**SET EXERCISE**
Take each line containing the word "Hazard" and copy it.

**STORED ROWS**
# # # # #
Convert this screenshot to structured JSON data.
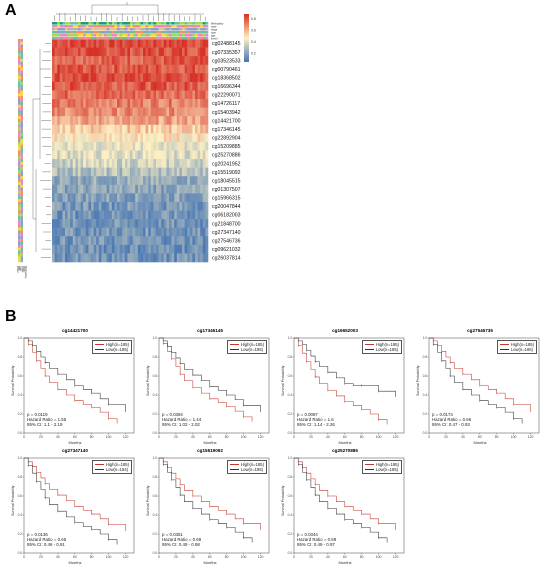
{
  "panel_a": {
    "letter": "A",
    "top_annotations": [
      "Methylatity",
      "state",
      "stage",
      "type",
      "age",
      "Event"
    ],
    "row_labels": [
      "cg02488145",
      "cg07335357",
      "cg03523533",
      "cg00790461",
      "cg18368502",
      "cg16696344",
      "cg22290071",
      "cg14726117",
      "cg15403942",
      "cg14421700",
      "cg17346145",
      "cg22892904",
      "cg15209885",
      "cg25270886",
      "cg20241952",
      "cg15519092",
      "cg18045515",
      "cg01307507",
      "cg15966315",
      "cg20047844",
      "cg06182003",
      "cg21848700",
      "cg27347140",
      "cg27546736",
      "cg09621032",
      "cg26037814"
    ],
    "color_key_ticks": [
      "0.8",
      "0.6",
      "0.4",
      "0.2"
    ],
    "colors": {
      "high": "#d7301f",
      "mid": "#fdf1c3",
      "low": "#4575b4"
    }
  },
  "panel_b": {
    "letter": "B",
    "plots": [
      {
        "title": "cg14421700",
        "legend_high": "High(n=185)",
        "legend_low": "Low(n=185)",
        "p": "p = 0.0119",
        "hr": "Hazard Ratio = 1.55",
        "ci": "95% CI: 1.1 - 2.19",
        "x_label": "Months",
        "y_label": "Survival Probability",
        "chart_data": {
          "type": "line",
          "series": [
            {
              "name": "High(n=185)",
              "x": [
                0,
                5,
                10,
                15,
                20,
                25,
                30,
                40,
                50,
                60,
                70,
                80,
                90,
                100,
                110
              ],
              "y": [
                1,
                0.93,
                0.85,
                0.76,
                0.68,
                0.6,
                0.53,
                0.46,
                0.4,
                0.34,
                0.3,
                0.27,
                0.22,
                0.15,
                0.1
              ]
            },
            {
              "name": "Low(n=185)",
              "x": [
                0,
                5,
                10,
                15,
                20,
                25,
                30,
                40,
                50,
                60,
                70,
                80,
                90,
                100,
                120
              ],
              "y": [
                1,
                0.97,
                0.92,
                0.86,
                0.8,
                0.74,
                0.68,
                0.62,
                0.56,
                0.5,
                0.46,
                0.42,
                0.36,
                0.3,
                0.22
              ]
            }
          ],
          "xlim": [
            0,
            130
          ],
          "ylim": [
            0,
            1
          ]
        }
      },
      {
        "title": "cg17346145",
        "legend_high": "High(n=185)",
        "legend_low": "Low(n=185)",
        "p": "p = 0.0394",
        "hr": "Hazard Ratio = 1.44",
        "ci": "95% CI: 1.02 - 2.02",
        "x_label": "Months",
        "y_label": "Survival Probability",
        "chart_data": {
          "type": "line",
          "series": [
            {
              "name": "High(n=185)",
              "x": [
                0,
                5,
                10,
                15,
                20,
                25,
                30,
                40,
                50,
                60,
                70,
                80,
                90,
                100,
                110
              ],
              "y": [
                1,
                0.94,
                0.86,
                0.78,
                0.7,
                0.62,
                0.55,
                0.48,
                0.42,
                0.36,
                0.32,
                0.28,
                0.23,
                0.17,
                0.12
              ]
            },
            {
              "name": "Low(n=185)",
              "x": [
                0,
                5,
                10,
                15,
                20,
                25,
                30,
                40,
                50,
                60,
                70,
                80,
                90,
                100,
                120
              ],
              "y": [
                1,
                0.97,
                0.91,
                0.85,
                0.79,
                0.73,
                0.67,
                0.61,
                0.55,
                0.49,
                0.45,
                0.4,
                0.35,
                0.29,
                0.22
              ]
            }
          ],
          "xlim": [
            0,
            130
          ],
          "ylim": [
            0,
            1
          ]
        }
      },
      {
        "title": "cg16652003",
        "legend_high": "High(n=185)",
        "legend_low": "Low(n=185)",
        "p": "p = 0.0087",
        "hr": "Hazard Ratio = 1.6",
        "ci": "95% CI: 1.14 - 2.26",
        "x_label": "Months",
        "y_label": "Survival Probability",
        "chart_data": {
          "type": "line",
          "series": [
            {
              "name": "High(n=185)",
              "x": [
                0,
                5,
                10,
                15,
                20,
                25,
                30,
                40,
                50,
                60,
                70,
                80,
                90,
                100,
                110
              ],
              "y": [
                1,
                0.92,
                0.84,
                0.75,
                0.67,
                0.59,
                0.52,
                0.45,
                0.39,
                0.33,
                0.29,
                0.25,
                0.2,
                0.14,
                0.09
              ]
            },
            {
              "name": "Low(n=185)",
              "x": [
                0,
                5,
                10,
                15,
                20,
                25,
                30,
                40,
                50,
                60,
                70,
                80,
                90,
                100,
                120
              ],
              "y": [
                1,
                0.97,
                0.93,
                0.87,
                0.81,
                0.75,
                0.7,
                0.64,
                0.58,
                0.52,
                0.5,
                0.5,
                0.5,
                0.44,
                0.38
              ]
            }
          ],
          "xlim": [
            0,
            130
          ],
          "ylim": [
            0,
            1
          ]
        }
      },
      {
        "title": "cg27546736",
        "legend_high": "High(n=185)",
        "legend_low": "Low(n=185)",
        "p": "p = 0.0174",
        "hr": "Hazard Ratio = 0.66",
        "ci": "95% CI: 0.47 - 0.93",
        "x_label": "Months",
        "y_label": "Survival Probability",
        "chart_data": {
          "type": "line",
          "series": [
            {
              "name": "High(n=185)",
              "x": [
                0,
                5,
                10,
                15,
                20,
                25,
                30,
                40,
                50,
                60,
                70,
                80,
                90,
                100,
                120
              ],
              "y": [
                1,
                0.97,
                0.92,
                0.86,
                0.8,
                0.74,
                0.68,
                0.62,
                0.56,
                0.5,
                0.46,
                0.42,
                0.36,
                0.3,
                0.22
              ]
            },
            {
              "name": "Low(n=185)",
              "x": [
                0,
                5,
                10,
                15,
                20,
                25,
                30,
                40,
                50,
                60,
                70,
                80,
                90,
                100,
                110
              ],
              "y": [
                1,
                0.93,
                0.85,
                0.76,
                0.68,
                0.6,
                0.53,
                0.46,
                0.4,
                0.34,
                0.3,
                0.27,
                0.22,
                0.15,
                0.1
              ]
            }
          ],
          "xlim": [
            0,
            130
          ],
          "ylim": [
            0,
            1
          ]
        }
      },
      {
        "title": "cg27347140",
        "legend_high": "High(n=185)",
        "legend_low": "Low(n=184)",
        "p": "p = 0.0136",
        "hr": "Hazard Ratio = 0.65",
        "ci": "95% CI: 0.46 - 0.91",
        "x_label": "Months",
        "y_label": "Survival Probability",
        "chart_data": {
          "type": "line",
          "series": [
            {
              "name": "High(n=185)",
              "x": [
                0,
                5,
                10,
                15,
                20,
                25,
                30,
                40,
                50,
                60,
                70,
                80,
                90,
                100,
                120
              ],
              "y": [
                1,
                0.96,
                0.91,
                0.85,
                0.79,
                0.73,
                0.67,
                0.61,
                0.55,
                0.49,
                0.45,
                0.41,
                0.36,
                0.3,
                0.23
              ]
            },
            {
              "name": "Low(n=184)",
              "x": [
                0,
                5,
                10,
                15,
                20,
                25,
                30,
                40,
                50,
                60,
                70,
                80,
                90,
                100,
                110
              ],
              "y": [
                1,
                0.92,
                0.84,
                0.75,
                0.67,
                0.58,
                0.51,
                0.44,
                0.38,
                0.32,
                0.28,
                0.25,
                0.2,
                0.14,
                0.09
              ]
            }
          ],
          "xlim": [
            0,
            130
          ],
          "ylim": [
            0,
            1
          ]
        }
      },
      {
        "title": "cg15519092",
        "legend_high": "High(n=185)",
        "legend_low": "Low(n=185)",
        "p": "p = 0.0351",
        "hr": "Hazard Ratio = 0.69",
        "ci": "95% CI: 0.49 - 0.98",
        "x_label": "Months",
        "y_label": "Survival Probability",
        "chart_data": {
          "type": "line",
          "series": [
            {
              "name": "High(n=185)",
              "x": [
                0,
                5,
                10,
                15,
                20,
                25,
                30,
                40,
                50,
                60,
                70,
                80,
                90,
                100,
                120
              ],
              "y": [
                1,
                0.96,
                0.9,
                0.84,
                0.78,
                0.72,
                0.66,
                0.6,
                0.54,
                0.49,
                0.45,
                0.41,
                0.36,
                0.31,
                0.24
              ]
            },
            {
              "name": "Low(n=185)",
              "x": [
                0,
                5,
                10,
                15,
                20,
                25,
                30,
                40,
                50,
                60,
                70,
                80,
                90,
                100,
                110
              ],
              "y": [
                1,
                0.93,
                0.85,
                0.77,
                0.69,
                0.61,
                0.54,
                0.47,
                0.41,
                0.35,
                0.31,
                0.27,
                0.22,
                0.16,
                0.11
              ]
            }
          ],
          "xlim": [
            0,
            130
          ],
          "ylim": [
            0,
            1
          ]
        }
      },
      {
        "title": "cg25270886",
        "legend_high": "High(n=185)",
        "legend_low": "Low(n=185)",
        "p": "p = 0.0344",
        "hr": "Hazard Ratio = 0.69",
        "ci": "95% CI: 0.49 - 0.97",
        "x_label": "Months",
        "y_label": "Survival Probability",
        "chart_data": {
          "type": "line",
          "series": [
            {
              "name": "High(n=185)",
              "x": [
                0,
                5,
                10,
                15,
                20,
                25,
                30,
                40,
                50,
                60,
                70,
                80,
                90,
                100,
                120
              ],
              "y": [
                1,
                0.96,
                0.9,
                0.84,
                0.78,
                0.72,
                0.66,
                0.6,
                0.54,
                0.49,
                0.45,
                0.41,
                0.36,
                0.31,
                0.24
              ]
            },
            {
              "name": "Low(n=185)",
              "x": [
                0,
                5,
                10,
                15,
                20,
                25,
                30,
                40,
                50,
                60,
                70,
                80,
                90,
                100,
                110
              ],
              "y": [
                1,
                0.93,
                0.85,
                0.77,
                0.69,
                0.61,
                0.54,
                0.47,
                0.41,
                0.35,
                0.31,
                0.27,
                0.22,
                0.16,
                0.11
              ]
            }
          ],
          "xlim": [
            0,
            130
          ],
          "ylim": [
            0,
            1
          ]
        }
      }
    ],
    "x_ticks": [
      "0",
      "20",
      "40",
      "60",
      "80",
      "100",
      "120"
    ],
    "y_ticks": [
      "0.0",
      "0.2",
      "0.4",
      "0.6",
      "0.8",
      "1.0"
    ]
  }
}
# # # # #
**OUTPUT**
        "hr": "Hazard Ratio = 1.55",
        "hr": "Hazard Ratio = 1.44",
        "hr": "Hazard Ratio = 1.6",
        "hr": "Hazard Ratio = 0.66",
        "hr": "Hazard Ratio = 0.65",
        "hr": "Hazard Ratio = 0.69",
        "hr": "Hazard Ratio = 0.69",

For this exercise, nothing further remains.